#### WHAT TO PRODUCE:
From the listing below, extract each line containing the string "text".
--- start EXTRACTED MATERIAL ---
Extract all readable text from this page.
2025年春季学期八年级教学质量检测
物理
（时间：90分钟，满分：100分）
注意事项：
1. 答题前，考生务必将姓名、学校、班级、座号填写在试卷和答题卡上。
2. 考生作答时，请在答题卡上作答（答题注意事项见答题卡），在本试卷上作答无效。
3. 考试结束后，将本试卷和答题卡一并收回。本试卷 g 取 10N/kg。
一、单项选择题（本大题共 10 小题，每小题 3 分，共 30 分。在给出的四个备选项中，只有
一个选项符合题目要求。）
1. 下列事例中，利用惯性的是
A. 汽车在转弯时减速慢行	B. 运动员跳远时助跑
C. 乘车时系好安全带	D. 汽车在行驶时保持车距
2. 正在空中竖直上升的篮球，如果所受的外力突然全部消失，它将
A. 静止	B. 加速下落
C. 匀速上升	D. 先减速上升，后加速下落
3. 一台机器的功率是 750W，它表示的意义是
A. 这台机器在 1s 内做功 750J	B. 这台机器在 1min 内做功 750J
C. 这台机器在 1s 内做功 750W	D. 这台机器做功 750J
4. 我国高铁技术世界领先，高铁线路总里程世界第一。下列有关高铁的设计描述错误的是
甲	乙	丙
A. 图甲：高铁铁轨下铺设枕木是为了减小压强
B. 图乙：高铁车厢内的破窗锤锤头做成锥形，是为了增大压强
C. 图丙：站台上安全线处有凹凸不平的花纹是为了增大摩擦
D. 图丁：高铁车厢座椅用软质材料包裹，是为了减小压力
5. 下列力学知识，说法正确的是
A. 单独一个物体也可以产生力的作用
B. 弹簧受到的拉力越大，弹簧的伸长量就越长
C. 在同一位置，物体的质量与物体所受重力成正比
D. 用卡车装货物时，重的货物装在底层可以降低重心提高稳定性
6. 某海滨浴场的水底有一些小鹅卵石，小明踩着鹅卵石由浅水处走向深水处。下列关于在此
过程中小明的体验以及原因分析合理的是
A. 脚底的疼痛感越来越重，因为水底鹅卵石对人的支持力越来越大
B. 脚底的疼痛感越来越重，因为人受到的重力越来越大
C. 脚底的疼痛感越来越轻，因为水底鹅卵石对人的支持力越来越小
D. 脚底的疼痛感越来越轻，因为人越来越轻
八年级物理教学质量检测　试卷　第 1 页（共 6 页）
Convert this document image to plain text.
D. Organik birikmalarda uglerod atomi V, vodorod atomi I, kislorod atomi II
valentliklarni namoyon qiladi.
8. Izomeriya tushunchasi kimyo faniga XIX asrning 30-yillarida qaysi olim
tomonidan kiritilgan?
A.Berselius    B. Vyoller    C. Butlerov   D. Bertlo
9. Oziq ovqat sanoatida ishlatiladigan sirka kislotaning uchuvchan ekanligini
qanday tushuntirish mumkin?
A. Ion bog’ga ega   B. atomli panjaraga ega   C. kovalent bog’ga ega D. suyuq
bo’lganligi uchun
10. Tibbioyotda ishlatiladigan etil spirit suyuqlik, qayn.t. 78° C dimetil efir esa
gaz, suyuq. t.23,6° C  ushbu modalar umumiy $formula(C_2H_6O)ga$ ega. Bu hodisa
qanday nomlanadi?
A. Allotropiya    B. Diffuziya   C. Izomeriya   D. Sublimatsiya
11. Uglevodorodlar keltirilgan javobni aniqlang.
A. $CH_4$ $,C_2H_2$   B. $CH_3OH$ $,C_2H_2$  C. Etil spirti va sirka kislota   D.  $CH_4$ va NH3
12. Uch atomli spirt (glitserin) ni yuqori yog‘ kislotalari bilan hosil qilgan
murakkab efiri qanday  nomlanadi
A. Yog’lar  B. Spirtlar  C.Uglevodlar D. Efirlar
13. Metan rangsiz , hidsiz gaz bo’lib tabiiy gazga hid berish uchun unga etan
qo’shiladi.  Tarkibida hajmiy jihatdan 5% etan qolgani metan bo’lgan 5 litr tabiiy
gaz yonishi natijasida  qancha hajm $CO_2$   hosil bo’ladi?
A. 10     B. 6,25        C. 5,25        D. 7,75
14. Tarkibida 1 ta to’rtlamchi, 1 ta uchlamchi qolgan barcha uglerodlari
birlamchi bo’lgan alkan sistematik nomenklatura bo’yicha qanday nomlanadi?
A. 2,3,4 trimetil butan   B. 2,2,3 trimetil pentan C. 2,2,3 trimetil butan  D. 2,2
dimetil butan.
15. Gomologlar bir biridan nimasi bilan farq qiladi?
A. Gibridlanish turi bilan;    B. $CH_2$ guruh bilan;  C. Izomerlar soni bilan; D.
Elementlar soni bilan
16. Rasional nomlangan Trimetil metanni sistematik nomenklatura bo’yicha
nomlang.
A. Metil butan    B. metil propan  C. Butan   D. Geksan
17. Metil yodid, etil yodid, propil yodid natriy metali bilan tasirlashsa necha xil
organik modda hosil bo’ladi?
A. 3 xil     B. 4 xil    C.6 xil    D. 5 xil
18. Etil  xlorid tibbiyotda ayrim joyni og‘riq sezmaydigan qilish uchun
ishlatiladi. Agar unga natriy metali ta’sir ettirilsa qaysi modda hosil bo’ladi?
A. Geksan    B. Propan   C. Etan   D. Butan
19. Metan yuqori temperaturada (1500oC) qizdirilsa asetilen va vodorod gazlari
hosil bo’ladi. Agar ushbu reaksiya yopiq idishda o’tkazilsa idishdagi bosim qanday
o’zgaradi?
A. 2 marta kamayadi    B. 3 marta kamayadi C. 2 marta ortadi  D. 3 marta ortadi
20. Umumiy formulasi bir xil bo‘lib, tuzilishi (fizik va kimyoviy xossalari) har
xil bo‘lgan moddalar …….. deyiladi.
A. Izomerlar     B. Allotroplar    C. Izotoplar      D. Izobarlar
--- end EXTRACTED MATERIAL ---
#### ANSWER BELOW:
Extract all readable text from this page.
Convert this document image to plain text.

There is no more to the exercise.